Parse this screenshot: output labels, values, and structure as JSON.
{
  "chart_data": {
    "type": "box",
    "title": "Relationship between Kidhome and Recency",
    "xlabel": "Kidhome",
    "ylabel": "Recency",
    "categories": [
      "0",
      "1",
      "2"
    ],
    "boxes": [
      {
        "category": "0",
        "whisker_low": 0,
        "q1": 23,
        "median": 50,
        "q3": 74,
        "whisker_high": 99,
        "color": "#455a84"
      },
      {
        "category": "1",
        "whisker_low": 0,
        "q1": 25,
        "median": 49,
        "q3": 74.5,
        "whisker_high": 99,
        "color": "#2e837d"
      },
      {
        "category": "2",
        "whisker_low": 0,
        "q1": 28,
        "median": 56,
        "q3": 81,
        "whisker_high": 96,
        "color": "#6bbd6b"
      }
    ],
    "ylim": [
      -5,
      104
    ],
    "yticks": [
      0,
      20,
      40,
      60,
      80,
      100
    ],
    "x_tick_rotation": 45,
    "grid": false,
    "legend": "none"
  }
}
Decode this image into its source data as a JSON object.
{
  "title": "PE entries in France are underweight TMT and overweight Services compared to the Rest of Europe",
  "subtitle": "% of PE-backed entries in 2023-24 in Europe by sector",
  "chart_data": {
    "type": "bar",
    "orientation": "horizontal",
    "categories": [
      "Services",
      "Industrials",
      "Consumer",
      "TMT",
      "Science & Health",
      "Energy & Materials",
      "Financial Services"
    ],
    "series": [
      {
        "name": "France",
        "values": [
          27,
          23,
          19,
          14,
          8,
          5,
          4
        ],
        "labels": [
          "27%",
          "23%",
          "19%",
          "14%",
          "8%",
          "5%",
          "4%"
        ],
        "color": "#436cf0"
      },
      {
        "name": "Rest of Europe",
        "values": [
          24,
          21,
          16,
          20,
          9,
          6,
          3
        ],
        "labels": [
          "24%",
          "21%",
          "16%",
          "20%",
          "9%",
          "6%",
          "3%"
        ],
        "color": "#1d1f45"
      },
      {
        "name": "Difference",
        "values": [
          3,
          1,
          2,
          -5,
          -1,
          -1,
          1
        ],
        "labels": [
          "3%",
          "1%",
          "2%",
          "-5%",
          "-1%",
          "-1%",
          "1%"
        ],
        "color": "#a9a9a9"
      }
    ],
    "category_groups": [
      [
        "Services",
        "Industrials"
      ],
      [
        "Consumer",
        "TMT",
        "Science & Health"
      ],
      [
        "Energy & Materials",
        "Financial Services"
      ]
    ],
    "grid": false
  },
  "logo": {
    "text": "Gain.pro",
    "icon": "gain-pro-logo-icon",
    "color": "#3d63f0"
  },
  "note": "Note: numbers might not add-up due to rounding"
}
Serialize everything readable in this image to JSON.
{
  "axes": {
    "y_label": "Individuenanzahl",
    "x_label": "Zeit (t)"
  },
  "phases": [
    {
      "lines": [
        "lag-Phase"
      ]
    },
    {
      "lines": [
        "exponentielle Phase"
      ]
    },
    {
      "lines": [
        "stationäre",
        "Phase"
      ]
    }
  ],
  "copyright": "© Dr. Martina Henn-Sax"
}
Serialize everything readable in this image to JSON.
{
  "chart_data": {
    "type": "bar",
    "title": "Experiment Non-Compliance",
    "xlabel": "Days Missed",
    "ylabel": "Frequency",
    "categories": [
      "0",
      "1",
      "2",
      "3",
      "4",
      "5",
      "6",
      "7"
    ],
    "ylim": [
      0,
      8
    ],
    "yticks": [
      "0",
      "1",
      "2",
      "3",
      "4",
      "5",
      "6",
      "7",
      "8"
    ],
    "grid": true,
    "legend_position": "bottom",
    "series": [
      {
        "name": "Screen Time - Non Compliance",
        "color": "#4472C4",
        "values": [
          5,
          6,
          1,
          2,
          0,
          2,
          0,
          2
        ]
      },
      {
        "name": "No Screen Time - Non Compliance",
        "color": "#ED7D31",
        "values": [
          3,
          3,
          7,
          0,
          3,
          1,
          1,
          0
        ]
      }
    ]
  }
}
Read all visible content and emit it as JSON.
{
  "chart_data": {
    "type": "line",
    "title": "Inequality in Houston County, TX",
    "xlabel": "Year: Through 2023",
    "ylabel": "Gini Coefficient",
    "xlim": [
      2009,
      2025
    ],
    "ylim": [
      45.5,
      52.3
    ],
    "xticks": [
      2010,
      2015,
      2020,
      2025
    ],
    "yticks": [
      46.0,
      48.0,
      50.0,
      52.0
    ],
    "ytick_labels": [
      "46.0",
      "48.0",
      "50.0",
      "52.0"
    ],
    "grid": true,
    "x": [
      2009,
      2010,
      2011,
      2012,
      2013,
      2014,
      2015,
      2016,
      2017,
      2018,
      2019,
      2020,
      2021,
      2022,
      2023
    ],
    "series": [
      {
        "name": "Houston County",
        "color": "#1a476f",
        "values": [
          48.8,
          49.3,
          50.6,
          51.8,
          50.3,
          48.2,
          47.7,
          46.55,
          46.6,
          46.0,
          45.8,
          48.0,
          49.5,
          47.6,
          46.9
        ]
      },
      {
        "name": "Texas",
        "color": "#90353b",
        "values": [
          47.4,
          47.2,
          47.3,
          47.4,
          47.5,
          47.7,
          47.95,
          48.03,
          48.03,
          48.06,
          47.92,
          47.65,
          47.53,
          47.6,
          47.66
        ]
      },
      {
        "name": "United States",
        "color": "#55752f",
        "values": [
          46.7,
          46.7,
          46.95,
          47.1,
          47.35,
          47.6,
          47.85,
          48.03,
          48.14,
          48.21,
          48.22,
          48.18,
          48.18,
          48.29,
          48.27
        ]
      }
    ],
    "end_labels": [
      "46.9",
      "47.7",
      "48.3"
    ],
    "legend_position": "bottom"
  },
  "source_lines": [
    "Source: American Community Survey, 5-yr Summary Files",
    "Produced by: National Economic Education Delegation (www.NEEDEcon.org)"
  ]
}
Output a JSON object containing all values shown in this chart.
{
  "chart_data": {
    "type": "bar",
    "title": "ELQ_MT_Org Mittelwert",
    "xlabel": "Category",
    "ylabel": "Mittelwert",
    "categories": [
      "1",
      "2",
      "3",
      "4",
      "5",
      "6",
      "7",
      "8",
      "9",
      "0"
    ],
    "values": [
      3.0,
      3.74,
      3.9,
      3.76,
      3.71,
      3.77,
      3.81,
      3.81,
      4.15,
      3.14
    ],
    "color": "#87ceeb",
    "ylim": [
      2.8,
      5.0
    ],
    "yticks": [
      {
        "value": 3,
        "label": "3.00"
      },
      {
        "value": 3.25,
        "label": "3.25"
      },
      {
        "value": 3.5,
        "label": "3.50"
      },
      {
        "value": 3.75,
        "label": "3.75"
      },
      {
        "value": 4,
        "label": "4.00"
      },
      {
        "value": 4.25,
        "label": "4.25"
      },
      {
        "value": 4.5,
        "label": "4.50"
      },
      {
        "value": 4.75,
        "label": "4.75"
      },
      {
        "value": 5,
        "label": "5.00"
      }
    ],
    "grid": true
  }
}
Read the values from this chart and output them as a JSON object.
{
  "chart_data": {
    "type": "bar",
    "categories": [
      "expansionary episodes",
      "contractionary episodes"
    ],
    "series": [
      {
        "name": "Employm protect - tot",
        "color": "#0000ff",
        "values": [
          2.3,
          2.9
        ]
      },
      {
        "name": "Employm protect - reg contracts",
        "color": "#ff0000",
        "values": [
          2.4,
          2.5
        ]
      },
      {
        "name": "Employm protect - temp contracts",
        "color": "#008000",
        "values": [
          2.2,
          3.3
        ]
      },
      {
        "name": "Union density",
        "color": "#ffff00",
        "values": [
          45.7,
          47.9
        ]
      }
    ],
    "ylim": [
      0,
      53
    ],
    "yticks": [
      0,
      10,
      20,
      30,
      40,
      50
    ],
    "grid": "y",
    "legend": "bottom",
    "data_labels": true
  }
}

____________

Short task -> Count how many lines hold the string "Rest" and give that number alone.

Result of this exercise -> 2